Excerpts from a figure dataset
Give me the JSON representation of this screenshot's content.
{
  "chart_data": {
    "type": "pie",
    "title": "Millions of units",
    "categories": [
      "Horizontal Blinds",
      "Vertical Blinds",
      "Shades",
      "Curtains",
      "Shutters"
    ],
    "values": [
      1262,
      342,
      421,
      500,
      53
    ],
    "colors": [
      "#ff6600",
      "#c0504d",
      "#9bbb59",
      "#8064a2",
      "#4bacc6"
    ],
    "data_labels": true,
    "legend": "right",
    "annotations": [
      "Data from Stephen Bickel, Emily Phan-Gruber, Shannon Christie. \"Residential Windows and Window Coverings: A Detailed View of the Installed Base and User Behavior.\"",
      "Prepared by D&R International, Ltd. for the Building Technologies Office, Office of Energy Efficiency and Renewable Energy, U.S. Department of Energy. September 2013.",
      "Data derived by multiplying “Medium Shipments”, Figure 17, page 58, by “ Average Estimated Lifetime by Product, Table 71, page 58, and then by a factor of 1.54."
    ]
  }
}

● Given task:
All of the entries need to be reproduced exactly; please write them out.

● Exercise solution:
Give me the JSON representation of this screenshot's content.
{
  "chart_data": {
    "type": "pie",
    "title": "Millions of units",
    "categories": [
      "Horizontal Blinds",
      "Vertical Blinds",
      "Shades",
      "Curtains",
      "Shutters"
    ],
    "values": [
      1262,
      342,
      421,
      500,
      53
    ],
    "colors": [
      "#ff6600",
      "#c0504d",
      "#9bbb59",
      "#8064a2",
      "#4bacc6"
    ],
    "data_labels": true,
    "legend": "right",
    "annotations": [
      "Data from Stephen Bickel, Emily Phan-Gruber, Shannon Christie. \"Residential Windows and Window Coverings: A Detailed View of the Installed Base and User Behavior.\"",
      "Prepared by D&R International, Ltd. for the Building Technologies Office, Office of Energy Efficiency and Renewable Energy, U.S. Department of Energy. September 2013.",
      "Data derived by multiplying “Medium Shipments”, Figure 17, page 58, by “ Average Estimated Lifetime by Product, Table 71, page 58, and then by a factor of 1.54."
    ]
  }
}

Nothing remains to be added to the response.